Dans le camp de réfugiés de M’berra, un groupe de jeunes touaregs met en scène, en 2015, un film-théâtre qui éclaire avec lucidité les mécanismes de corruption, de trahison et de renoncement chez certains leaders touaregs enrôlés par l’État central malien.
Dans les dunes poussiéreuses du camp de réfugiés de M’berra, en Mauritanie, où s’entassent depuis des années des milliers de familles fuyant les violences au nord du Mali, un groupe de jeunes a produit bien plus qu’un simple divertissement. Leur film-théâtral, tourné en 2015, est une satire féroce et lucide des dérives de certains leaders touaregs. Il donne à voir, avec une finesse brutale, la complexité de la trahison et la fragilité des idéaux sous le poids de la pauvreté.
Un théâtre du réel dans un camp de l’exil
La scène se déroule entre des tentes, des murs en banco et des regards fatigués. Les jeunes comédiens, avec peu de moyens mais une énergie débordante, interprètent les figures familières de leur quotidien : les rebelles, les résistants, les chefs, les traîtres… L’un d’eux, lunettes noires sur le nez et écouteurs dans les oreilles, incarne le rôle du leader corrompu, émissaire du gouvernement de Bamako, chargé de convaincre ses anciens compagnons de lutte de déposer les armes. Il ne promet pas un avenir glorieux, mais un confort immédiat : un salaire équivalent à deux ans de service, un poste dans la ville de leur choix et surtout, l’oubli de la cause.

Une critique de la corruption par ceux qui en subissent les conséquences
Le film illustre, avec une maturité saisissante, les conséquences d’un mécanisme bien connu : la cooptation des élites. Il montre comment, face à la précarité, certains anciens rebelles préfèrent l’intégration dans l’administration malienne, troquant l’idéal d’autonomie ou de justice pour leurs peuples contre des privilèges personnels.
○ ○ ○ ○ ○ ○ ○
● Vos consignes:
1/ Indiquez si chacune des affirmations suivantes est conforme au texte consacré au film-théâtre de M’berra : (a) le film a été tourné en 2015 ; (b) le camp de M’berra se trouve au Mali ; (c) le leader corrompu promet un avenir glorieux. Répondez par oui ou par non et citez à chaque fois les mots décisifs du texte.
2/ Répondez brièvement aux questions suivantes à partir du texte consacré au film-théâtre de M’berra :
(a) Que porte sur le nez le comédien qui incarne le leader corrompu ?
(b) À quoi équivaut le salaire promis par ce leader ?
(c) Quel mécanisme bien connu le film illustre-t-il ?
3/ Traduisez en anglais la phrase suivante, tirée du texte consacré au film-théâtre de M’berra : « Le film illustre, avec une maturité saisissante, les conséquences d’un mécanisme bien connu : la cooptation des élites. »
Appuyez-vous uniquement sur le texte consacré au film-théâtre de M’berra.

● Données sources:
○ ○ ○ ○ ○ ○ ○
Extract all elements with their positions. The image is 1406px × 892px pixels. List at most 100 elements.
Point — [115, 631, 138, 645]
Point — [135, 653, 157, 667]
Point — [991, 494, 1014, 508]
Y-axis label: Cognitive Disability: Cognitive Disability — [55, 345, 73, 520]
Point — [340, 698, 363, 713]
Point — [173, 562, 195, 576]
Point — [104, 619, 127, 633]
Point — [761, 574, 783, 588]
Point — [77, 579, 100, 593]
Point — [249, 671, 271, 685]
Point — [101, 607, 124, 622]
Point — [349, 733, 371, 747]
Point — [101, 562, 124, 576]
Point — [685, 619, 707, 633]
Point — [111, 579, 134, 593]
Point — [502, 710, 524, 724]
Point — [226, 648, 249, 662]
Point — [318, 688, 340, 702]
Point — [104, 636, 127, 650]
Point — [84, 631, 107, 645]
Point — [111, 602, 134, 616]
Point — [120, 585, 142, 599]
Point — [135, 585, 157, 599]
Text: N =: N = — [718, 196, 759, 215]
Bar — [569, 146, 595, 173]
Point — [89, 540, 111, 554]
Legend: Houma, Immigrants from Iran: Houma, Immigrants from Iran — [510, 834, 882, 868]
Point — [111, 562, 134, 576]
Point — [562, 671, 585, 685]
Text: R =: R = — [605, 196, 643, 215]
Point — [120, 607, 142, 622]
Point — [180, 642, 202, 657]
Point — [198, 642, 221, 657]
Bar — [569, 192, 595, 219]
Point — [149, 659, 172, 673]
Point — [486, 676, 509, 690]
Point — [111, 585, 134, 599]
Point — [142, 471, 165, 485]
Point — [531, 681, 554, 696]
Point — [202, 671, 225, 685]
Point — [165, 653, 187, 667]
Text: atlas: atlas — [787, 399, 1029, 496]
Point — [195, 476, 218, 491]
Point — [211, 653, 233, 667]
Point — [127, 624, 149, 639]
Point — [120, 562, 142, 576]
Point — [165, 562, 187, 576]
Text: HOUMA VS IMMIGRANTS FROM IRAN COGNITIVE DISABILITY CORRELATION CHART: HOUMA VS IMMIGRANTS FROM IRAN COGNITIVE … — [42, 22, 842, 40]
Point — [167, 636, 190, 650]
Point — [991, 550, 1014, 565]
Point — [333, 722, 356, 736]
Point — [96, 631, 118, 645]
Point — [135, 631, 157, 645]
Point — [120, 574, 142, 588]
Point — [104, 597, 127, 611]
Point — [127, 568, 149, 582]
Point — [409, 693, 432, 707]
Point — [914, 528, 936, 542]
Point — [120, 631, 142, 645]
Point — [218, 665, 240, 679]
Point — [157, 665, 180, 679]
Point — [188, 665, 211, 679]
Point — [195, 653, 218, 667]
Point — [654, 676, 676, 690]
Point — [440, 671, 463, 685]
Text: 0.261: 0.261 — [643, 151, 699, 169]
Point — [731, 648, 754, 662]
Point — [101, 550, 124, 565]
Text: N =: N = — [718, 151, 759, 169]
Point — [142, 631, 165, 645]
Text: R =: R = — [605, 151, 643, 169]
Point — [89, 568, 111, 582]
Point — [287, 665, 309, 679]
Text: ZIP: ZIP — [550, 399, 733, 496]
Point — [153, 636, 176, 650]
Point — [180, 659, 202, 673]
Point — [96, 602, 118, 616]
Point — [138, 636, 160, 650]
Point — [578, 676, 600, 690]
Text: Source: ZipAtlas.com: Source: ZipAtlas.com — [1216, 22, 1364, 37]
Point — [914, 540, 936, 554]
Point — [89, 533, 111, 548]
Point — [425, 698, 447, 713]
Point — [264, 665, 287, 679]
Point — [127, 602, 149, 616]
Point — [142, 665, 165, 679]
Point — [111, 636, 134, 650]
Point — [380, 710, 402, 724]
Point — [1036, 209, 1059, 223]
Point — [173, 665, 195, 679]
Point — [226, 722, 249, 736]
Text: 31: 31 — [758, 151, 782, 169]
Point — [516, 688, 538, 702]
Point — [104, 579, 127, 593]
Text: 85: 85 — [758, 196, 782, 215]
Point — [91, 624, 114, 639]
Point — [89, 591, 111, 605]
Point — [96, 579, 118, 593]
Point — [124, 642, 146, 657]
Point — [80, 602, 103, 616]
○ ○ ○ ○ ○ ○ ○
● Réponses attendues:
1/
(a) Oui : « Leur film-théâtral, tourné en 2015 ».
(b) Non : « camp de réfugiés de M’berra, en Mauritanie ».
(c) Non : « Il ne promet pas un avenir glorieux, mais un confort immédiat ».

2/
(a) Des lunettes noires.
(b) À deux ans de service.
(c) La cooptation des élites.

3/ With striking maturity, the film illustrates the consequences of a well-known mechanism: the co-optation of elites.